REQUIREMENTS:
Copy every line in which the string "的若干意见" occurs.

A run of records
━━━━━━━━

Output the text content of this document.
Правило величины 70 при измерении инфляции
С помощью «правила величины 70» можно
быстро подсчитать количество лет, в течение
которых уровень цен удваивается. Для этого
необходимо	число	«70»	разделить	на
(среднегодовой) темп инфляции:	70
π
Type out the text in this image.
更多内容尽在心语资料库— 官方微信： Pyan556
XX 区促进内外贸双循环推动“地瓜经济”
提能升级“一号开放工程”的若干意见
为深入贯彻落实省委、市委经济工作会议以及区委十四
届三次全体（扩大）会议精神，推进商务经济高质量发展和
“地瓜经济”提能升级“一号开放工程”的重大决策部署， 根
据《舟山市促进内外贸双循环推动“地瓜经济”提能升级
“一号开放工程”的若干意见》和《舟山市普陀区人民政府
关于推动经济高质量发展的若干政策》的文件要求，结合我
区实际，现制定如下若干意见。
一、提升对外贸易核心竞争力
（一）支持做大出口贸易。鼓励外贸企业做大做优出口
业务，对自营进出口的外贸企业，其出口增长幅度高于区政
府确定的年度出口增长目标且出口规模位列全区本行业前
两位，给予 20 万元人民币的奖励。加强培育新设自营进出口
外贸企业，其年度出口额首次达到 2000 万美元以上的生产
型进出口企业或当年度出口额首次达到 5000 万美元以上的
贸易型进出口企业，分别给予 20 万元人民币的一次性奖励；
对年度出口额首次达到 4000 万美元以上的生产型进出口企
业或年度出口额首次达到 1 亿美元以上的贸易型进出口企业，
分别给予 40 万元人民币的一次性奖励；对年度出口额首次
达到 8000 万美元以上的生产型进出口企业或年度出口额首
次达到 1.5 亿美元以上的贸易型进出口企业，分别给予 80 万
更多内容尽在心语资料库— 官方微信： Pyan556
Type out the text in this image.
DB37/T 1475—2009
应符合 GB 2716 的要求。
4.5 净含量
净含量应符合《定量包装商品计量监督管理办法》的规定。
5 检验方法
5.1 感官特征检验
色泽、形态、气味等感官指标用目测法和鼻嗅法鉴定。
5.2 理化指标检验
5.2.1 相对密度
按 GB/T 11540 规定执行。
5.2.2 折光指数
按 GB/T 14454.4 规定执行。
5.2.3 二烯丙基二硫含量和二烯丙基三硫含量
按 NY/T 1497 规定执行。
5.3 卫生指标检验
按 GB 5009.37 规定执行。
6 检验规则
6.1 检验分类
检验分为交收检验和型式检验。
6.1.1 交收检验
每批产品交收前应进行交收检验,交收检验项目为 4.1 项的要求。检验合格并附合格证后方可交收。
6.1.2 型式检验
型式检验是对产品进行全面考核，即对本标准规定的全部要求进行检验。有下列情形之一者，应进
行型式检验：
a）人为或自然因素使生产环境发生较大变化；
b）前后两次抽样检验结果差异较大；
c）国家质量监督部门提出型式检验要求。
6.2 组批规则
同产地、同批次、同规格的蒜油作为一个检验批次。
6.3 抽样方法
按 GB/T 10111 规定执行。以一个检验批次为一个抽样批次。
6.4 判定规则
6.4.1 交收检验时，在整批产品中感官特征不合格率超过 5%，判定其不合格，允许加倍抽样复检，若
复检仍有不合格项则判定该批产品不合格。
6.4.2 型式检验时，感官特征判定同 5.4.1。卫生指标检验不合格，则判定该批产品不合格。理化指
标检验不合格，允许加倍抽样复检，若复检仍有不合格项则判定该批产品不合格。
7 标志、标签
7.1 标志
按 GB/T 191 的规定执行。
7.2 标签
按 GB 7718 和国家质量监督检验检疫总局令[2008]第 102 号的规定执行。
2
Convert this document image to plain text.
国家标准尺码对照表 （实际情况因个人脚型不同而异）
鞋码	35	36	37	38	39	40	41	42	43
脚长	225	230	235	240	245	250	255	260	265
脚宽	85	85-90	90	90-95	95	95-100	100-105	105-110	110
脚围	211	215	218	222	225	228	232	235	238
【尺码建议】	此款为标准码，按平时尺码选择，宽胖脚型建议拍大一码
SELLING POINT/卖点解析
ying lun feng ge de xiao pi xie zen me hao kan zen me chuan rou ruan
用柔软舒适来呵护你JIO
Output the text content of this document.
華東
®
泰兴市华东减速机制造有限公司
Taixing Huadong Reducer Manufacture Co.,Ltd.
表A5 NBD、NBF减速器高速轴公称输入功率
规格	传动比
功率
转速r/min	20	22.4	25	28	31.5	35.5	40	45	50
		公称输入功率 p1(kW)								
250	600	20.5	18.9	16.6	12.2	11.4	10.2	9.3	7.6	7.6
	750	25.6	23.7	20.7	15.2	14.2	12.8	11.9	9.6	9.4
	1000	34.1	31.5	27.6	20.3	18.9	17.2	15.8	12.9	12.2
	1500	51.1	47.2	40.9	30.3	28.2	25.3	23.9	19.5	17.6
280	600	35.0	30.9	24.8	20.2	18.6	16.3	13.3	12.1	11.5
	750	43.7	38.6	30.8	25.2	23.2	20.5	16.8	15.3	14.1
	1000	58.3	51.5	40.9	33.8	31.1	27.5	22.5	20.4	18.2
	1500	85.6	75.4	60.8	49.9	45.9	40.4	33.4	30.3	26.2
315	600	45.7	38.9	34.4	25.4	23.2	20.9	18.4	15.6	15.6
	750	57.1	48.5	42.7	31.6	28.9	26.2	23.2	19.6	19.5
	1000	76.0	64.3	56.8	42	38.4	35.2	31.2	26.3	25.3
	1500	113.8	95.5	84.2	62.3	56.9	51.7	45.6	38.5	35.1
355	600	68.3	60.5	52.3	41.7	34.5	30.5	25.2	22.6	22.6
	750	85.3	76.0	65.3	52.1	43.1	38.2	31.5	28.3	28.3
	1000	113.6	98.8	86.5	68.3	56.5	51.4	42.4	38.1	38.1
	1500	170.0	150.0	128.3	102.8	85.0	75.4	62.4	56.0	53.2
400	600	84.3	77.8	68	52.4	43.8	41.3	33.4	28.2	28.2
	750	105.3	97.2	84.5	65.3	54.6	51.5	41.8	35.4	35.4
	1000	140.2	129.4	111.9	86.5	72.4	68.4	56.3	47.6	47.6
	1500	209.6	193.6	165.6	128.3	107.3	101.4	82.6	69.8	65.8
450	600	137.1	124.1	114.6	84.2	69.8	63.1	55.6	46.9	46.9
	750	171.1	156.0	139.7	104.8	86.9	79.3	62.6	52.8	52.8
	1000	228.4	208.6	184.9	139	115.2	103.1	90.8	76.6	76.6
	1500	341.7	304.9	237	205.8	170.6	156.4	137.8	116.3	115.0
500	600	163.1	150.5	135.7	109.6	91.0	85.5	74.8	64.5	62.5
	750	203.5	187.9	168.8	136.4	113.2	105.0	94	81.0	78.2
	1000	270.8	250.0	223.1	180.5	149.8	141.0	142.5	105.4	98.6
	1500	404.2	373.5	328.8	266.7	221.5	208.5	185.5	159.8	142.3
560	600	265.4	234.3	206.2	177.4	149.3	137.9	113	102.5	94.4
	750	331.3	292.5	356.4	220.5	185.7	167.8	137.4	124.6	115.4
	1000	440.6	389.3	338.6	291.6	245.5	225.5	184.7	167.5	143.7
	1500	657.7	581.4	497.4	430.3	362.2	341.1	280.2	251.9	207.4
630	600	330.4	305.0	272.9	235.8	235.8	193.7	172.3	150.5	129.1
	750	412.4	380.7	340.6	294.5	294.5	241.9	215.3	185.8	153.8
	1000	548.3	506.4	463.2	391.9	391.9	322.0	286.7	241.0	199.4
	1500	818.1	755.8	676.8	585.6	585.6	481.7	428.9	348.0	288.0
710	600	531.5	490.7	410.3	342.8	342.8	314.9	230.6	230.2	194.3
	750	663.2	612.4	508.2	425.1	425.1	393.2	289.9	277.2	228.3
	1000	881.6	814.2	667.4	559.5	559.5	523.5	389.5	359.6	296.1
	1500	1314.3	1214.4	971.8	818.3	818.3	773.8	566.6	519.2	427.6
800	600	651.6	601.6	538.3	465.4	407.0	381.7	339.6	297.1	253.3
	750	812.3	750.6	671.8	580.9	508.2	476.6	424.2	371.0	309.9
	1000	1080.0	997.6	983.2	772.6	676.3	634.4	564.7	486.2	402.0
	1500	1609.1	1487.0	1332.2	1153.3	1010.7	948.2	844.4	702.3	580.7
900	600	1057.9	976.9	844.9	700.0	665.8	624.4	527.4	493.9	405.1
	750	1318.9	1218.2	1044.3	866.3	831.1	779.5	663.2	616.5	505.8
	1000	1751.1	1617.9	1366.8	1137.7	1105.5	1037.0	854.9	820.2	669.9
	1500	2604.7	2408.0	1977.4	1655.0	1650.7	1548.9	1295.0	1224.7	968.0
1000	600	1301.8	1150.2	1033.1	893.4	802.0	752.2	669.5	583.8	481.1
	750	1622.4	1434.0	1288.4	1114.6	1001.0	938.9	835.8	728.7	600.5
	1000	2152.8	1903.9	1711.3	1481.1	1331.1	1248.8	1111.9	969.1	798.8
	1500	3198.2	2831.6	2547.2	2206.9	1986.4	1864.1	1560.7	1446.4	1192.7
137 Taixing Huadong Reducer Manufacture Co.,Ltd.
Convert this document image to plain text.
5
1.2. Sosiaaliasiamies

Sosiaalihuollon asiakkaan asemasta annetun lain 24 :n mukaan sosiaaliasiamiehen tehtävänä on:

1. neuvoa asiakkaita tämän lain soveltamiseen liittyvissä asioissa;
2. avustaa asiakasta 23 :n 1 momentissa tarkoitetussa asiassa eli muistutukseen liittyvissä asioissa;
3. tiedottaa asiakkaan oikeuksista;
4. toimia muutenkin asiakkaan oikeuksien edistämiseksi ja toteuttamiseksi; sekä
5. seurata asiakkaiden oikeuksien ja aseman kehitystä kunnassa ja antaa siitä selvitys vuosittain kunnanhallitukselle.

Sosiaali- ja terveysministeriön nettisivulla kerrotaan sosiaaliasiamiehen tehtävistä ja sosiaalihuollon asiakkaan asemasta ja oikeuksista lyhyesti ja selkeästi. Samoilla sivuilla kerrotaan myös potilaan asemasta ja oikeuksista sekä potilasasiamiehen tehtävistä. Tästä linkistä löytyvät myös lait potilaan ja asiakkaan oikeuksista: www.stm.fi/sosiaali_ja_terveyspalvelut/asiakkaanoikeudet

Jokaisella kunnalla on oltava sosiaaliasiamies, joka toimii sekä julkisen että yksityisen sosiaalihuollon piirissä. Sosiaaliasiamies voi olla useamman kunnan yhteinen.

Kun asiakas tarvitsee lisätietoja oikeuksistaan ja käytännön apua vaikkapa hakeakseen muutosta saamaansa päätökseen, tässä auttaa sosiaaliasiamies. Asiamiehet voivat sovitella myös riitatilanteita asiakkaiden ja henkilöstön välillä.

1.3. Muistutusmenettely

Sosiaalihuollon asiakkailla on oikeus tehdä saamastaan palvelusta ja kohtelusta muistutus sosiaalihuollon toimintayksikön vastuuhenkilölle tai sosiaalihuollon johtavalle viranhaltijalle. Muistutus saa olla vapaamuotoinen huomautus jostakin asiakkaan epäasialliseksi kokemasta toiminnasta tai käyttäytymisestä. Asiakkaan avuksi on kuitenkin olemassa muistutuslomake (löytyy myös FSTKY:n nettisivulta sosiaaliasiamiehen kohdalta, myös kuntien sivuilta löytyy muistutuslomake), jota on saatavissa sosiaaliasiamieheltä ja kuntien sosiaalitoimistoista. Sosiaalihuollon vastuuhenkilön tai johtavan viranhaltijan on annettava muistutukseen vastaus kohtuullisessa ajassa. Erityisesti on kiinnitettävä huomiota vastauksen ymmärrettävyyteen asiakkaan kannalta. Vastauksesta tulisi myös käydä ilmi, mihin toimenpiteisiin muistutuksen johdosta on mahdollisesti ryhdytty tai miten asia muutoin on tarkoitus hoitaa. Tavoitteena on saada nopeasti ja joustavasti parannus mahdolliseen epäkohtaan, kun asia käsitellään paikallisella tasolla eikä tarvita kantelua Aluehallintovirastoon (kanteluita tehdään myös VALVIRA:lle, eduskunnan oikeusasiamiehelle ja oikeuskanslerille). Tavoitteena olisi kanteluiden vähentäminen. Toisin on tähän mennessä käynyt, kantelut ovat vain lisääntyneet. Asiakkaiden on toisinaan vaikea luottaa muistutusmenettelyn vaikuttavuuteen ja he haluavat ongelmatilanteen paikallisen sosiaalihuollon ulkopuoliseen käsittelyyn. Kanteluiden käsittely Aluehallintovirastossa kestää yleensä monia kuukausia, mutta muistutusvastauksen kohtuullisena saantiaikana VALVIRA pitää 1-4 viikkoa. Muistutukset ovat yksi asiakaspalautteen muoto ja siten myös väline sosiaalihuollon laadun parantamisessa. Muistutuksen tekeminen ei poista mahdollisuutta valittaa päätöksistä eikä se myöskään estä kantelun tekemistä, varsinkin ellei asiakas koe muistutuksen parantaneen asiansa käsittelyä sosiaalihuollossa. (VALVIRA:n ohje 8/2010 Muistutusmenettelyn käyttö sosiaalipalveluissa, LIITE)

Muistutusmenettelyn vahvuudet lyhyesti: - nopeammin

━━━━━━━━

ANSWER FOR THIS EXERCISE:
提能升级“一号开放工程”的若干意见
“一号开放工程”的若干意见》和《舟山市普陀区人民政府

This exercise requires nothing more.